— BEGIN —

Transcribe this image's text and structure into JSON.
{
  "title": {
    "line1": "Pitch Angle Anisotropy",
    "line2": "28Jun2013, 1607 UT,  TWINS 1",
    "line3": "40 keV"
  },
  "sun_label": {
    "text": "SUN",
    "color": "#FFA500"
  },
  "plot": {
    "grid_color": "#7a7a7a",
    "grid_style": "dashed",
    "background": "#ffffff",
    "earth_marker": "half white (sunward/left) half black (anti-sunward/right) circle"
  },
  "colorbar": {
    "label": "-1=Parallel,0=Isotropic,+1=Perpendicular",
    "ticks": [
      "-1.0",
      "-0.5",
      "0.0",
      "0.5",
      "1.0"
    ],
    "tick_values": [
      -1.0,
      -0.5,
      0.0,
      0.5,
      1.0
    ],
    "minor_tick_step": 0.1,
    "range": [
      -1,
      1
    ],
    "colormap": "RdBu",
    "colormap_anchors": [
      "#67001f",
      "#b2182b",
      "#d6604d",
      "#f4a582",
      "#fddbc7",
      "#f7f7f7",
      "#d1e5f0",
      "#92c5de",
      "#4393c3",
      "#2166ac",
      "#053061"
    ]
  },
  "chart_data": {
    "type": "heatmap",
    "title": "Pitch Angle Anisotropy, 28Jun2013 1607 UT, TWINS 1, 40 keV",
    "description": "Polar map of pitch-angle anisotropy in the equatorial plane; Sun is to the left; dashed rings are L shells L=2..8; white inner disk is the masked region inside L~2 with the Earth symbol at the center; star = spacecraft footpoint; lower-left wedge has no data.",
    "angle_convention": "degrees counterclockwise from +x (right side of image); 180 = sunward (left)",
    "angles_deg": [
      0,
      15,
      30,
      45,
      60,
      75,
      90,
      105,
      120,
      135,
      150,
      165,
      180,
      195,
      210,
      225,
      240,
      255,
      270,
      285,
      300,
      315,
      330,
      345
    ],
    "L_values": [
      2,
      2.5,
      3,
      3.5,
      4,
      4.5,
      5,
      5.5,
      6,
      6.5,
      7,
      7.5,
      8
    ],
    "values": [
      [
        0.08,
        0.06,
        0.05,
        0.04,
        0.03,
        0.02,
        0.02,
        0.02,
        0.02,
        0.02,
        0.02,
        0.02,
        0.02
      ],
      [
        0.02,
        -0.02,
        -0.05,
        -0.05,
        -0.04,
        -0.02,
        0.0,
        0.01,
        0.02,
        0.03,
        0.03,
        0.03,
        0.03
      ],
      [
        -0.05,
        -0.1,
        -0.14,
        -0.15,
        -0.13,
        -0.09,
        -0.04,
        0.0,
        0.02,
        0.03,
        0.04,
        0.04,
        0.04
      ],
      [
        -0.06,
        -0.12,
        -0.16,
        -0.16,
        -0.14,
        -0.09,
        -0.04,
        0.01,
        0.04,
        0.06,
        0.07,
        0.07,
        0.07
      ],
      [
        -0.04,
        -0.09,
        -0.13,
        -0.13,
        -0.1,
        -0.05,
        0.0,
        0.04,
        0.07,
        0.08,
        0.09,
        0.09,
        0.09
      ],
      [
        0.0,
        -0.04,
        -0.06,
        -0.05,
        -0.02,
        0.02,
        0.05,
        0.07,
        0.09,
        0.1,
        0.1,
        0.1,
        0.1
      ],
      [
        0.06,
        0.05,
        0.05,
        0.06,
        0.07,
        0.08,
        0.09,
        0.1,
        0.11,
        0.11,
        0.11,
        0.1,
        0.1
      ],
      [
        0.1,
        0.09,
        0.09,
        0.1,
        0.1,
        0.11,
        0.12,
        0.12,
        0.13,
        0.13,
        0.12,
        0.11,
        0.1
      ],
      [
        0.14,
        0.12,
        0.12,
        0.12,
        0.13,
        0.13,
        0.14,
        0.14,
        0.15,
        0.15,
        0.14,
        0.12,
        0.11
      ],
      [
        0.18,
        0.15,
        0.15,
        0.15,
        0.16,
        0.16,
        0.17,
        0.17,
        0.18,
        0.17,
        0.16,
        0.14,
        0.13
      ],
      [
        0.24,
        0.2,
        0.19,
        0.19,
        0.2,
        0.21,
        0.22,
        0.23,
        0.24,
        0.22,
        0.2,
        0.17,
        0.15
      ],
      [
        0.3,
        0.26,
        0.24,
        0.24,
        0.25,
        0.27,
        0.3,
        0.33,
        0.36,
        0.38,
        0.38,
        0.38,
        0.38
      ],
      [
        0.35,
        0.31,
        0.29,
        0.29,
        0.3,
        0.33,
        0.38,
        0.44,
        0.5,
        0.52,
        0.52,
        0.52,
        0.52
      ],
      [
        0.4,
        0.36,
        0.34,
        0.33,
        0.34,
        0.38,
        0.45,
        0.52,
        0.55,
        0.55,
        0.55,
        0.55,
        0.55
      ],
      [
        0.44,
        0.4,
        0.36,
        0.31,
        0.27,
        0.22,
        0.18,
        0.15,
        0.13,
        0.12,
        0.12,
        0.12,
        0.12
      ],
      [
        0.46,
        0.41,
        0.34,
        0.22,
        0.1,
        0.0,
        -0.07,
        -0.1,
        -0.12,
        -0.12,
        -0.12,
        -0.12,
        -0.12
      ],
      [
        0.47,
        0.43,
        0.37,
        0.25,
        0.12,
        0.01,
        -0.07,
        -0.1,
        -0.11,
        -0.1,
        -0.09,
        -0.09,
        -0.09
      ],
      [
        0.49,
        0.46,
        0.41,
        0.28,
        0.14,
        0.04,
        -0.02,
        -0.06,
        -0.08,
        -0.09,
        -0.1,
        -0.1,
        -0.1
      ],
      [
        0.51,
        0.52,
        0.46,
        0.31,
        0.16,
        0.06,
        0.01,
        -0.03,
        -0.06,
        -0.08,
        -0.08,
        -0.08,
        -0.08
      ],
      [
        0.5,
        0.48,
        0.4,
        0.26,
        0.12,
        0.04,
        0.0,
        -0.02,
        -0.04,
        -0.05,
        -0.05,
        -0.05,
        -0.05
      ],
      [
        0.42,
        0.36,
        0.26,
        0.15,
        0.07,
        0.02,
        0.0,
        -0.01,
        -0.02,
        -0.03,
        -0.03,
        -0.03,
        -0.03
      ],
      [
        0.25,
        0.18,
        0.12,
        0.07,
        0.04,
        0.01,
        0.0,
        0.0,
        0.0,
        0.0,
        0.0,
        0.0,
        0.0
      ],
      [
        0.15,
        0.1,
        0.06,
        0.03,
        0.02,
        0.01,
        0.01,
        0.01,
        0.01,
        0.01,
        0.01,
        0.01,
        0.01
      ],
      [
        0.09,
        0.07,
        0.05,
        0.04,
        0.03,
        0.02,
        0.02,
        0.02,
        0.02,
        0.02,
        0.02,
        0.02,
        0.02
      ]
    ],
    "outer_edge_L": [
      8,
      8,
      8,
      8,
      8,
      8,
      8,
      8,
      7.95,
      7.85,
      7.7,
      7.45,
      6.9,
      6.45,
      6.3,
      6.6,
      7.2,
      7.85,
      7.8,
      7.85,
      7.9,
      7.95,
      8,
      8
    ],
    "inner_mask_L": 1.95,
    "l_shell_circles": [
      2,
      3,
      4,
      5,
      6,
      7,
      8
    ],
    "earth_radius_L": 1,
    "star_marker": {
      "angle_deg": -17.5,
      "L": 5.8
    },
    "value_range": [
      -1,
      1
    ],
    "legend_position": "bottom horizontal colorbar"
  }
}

— END —

__Set task__
Reproduce the data, keeping every line exactly the same.

__Reply__
Transcribe this image's text and structure into JSON.
{
  "title": {
    "line1": "Pitch Angle Anisotropy",
    "line2": "28Jun2013, 1607 UT,  TWINS 1",
    "line3": "40 keV"
  },
  "sun_label": {
    "text": "SUN",
    "color": "#FFA500"
  },
  "plot": {
    "grid_color": "#7a7a7a",
    "grid_style": "dashed",
    "background": "#ffffff",
    "earth_marker": "half white (sunward/left) half black (anti-sunward/right) circle"
  },
  "colorbar": {
    "label": "-1=Parallel,0=Isotropic,+1=Perpendicular",
    "ticks": [
      "-1.0",
      "-0.5",
      "0.0",
      "0.5",
      "1.0"
    ],
    "tick_values": [
      -1.0,
      -0.5,
      0.0,
      0.5,
      1.0
    ],
    "minor_tick_step": 0.1,
    "range": [
      -1,
      1
    ],
    "colormap": "RdBu",
    "colormap_anchors": [
      "#67001f",
      "#b2182b",
      "#d6604d",
      "#f4a582",
      "#fddbc7",
      "#f7f7f7",
      "#d1e5f0",
      "#92c5de",
      "#4393c3",
      "#2166ac",
      "#053061"
    ]
  },
  "chart_data": {
    "type": "heatmap",
    "title": "Pitch Angle Anisotropy, 28Jun2013 1607 UT, TWINS 1, 40 keV",
    "description": "Polar map of pitch-angle anisotropy in the equatorial plane; Sun is to the left; dashed rings are L shells L=2..8; white inner disk is the masked region inside L~2 with the Earth symbol at the center; star = spacecraft footpoint; lower-left wedge has no data.",
    "angle_convention": "degrees counterclockwise from +x (right side of image); 180 = sunward (left)",
    "angles_deg": [
      0,
      15,
      30,
      45,
      60,
      75,
      90,
      105,
      120,
      135,
      150,
      165,
      180,
      195,
      210,
      225,
      240,
      255,
      270,
      285,
      300,
      315,
      330,
      345
    ],
    "L_values": [
      2,
      2.5,
      3,
      3.5,
      4,
      4.5,
      5,
      5.5,
      6,
      6.5,
      7,
      7.5,
      8
    ],
    "values": [
      [
        0.08,
        0.06,
        0.05,
        0.04,
        0.03,
        0.02,
        0.02,
        0.02,
        0.02,
        0.02,
        0.02,
        0.02,
        0.02
      ],
      [
        0.02,
        -0.02,
        -0.05,
        -0.05,
        -0.04,
        -0.02,
        0.0,
        0.01,
        0.02,
        0.03,
        0.03,
        0.03,
        0.03
      ],
      [
        -0.05,
        -0.1,
        -0.14,
        -0.15,
        -0.13,
        -0.09,
        -0.04,
        0.0,
        0.02,
        0.03,
        0.04,
        0.04,
        0.04
      ],
      [
        -0.06,
        -0.12,
        -0.16,
        -0.16,
        -0.14,
        -0.09,
        -0.04,
        0.01,
        0.04,
        0.06,
        0.07,
        0.07,
        0.07
      ],
      [
        -0.04,
        -0.09,
        -0.13,
        -0.13,
        -0.1,
        -0.05,
        0.0,
        0.04,
        0.07,
        0.08,
        0.09,
        0.09,
        0.09
      ],
      [
        0.0,
        -0.04,
        -0.06,
        -0.05,
        -0.02,
        0.02,
        0.05,
        0.07,
        0.09,
        0.1,
        0.1,
        0.1,
        0.1
      ],
      [
        0.06,
        0.05,
        0.05,
        0.06,
        0.07,
        0.08,
        0.09,
        0.1,
        0.11,
        0.11,
        0.11,
        0.1,
        0.1
      ],
      [
        0.1,
        0.09,
        0.09,
        0.1,
        0.1,
        0.11,
        0.12,
        0.12,
        0.13,
        0.13,
        0.12,
        0.11,
        0.1
      ],
      [
        0.14,
        0.12,
        0.12,
        0.12,
        0.13,
        0.13,
        0.14,
        0.14,
        0.15,
        0.15,
        0.14,
        0.12,
        0.11
      ],
      [
        0.18,
        0.15,
        0.15,
        0.15,
        0.16,
        0.16,
        0.17,
        0.17,
        0.18,
        0.17,
        0.16,
        0.14,
        0.13
      ],
      [
        0.24,
        0.2,
        0.19,
        0.19,
        0.2,
        0.21,
        0.22,
        0.23,
        0.24,
        0.22,
        0.2,
        0.17,
        0.15
      ],
      [
        0.3,
        0.26,
        0.24,
        0.24,
        0.25,
        0.27,
        0.3,
        0.33,
        0.36,
        0.38,
        0.38,
        0.38,
        0.38
      ],
      [
        0.35,
        0.31,
        0.29,
        0.29,
        0.3,
        0.33,
        0.38,
        0.44,
        0.5,
        0.52,
        0.52,
        0.52,
        0.52
      ],
      [
        0.4,
        0.36,
        0.34,
        0.33,
        0.34,
        0.38,
        0.45,
        0.52,
        0.55,
        0.55,
        0.55,
        0.55,
        0.55
      ],
      [
        0.44,
        0.4,
        0.36,
        0.31,
        0.27,
        0.22,
        0.18,
        0.15,
        0.13,
        0.12,
        0.12,
        0.12,
        0.12
      ],
      [
        0.46,
        0.41,
        0.34,
        0.22,
        0.1,
        0.0,
        -0.07,
        -0.1,
        -0.12,
        -0.12,
        -0.12,
        -0.12,
        -0.12
      ],
      [
        0.47,
        0.43,
        0.37,
        0.25,
        0.12,
        0.01,
        -0.07,
        -0.1,
        -0.11,
        -0.1,
        -0.09,
        -0.09,
        -0.09
      ],
      [
        0.49,
        0.46,
        0.41,
        0.28,
        0.14,
        0.04,
        -0.02,
        -0.06,
        -0.08,
        -0.09,
        -0.1,
        -0.1,
        -0.1
      ],
      [
        0.51,
        0.52,
        0.46,
        0.31,
        0.16,
        0.06,
        0.01,
        -0.03,
        -0.06,
        -0.08,
        -0.08,
        -0.08,
        -0.08
      ],
      [
        0.5,
        0.48,
        0.4,
        0.26,
        0.12,
        0.04,
        0.0,
        -0.02,
        -0.04,
        -0.05,
        -0.05,
        -0.05,
        -0.05
      ],
      [
        0.42,
        0.36,
        0.26,
        0.15,
        0.07,
        0.02,
        0.0,
        -0.01,
        -0.02,
        -0.03,
        -0.03,
        -0.03,
        -0.03
      ],
      [
        0.25,
        0.18,
        0.12,
        0.07,
        0.04,
        0.01,
        0.0,
        0.0,
        0.0,
        0.0,
        0.0,
        0.0,
        0.0
      ],
      [
        0.15,
        0.1,
        0.06,
        0.03,
        0.02,
        0.01,
        0.01,
        0.01,
        0.01,
        0.01,
        0.01,
        0.01,
        0.01
      ],
      [
        0.09,
        0.07,
        0.05,
        0.04,
        0.03,
        0.02,
        0.02,
        0.02,
        0.02,
        0.02,
        0.02,
        0.02,
        0.02
      ]
    ],
    "outer_edge_L": [
      8,
      8,
      8,
      8,
      8,
      8,
      8,
      8,
      7.95,
      7.85,
      7.7,
      7.45,
      6.9,
      6.45,
      6.3,
      6.6,
      7.2,
      7.85,
      7.8,
      7.85,
      7.9,
      7.95,
      8,
      8
    ],
    "inner_mask_L": 1.95,
    "l_shell_circles": [
      2,
      3,
      4,
      5,
      6,
      7,
      8
    ],
    "earth_radius_L": 1,
    "star_marker": {
      "angle_deg": -17.5,
      "L": 5.8
    },
    "value_range": [
      -1,
      1
    ],
    "legend_position": "bottom horizontal colorbar"
  }
}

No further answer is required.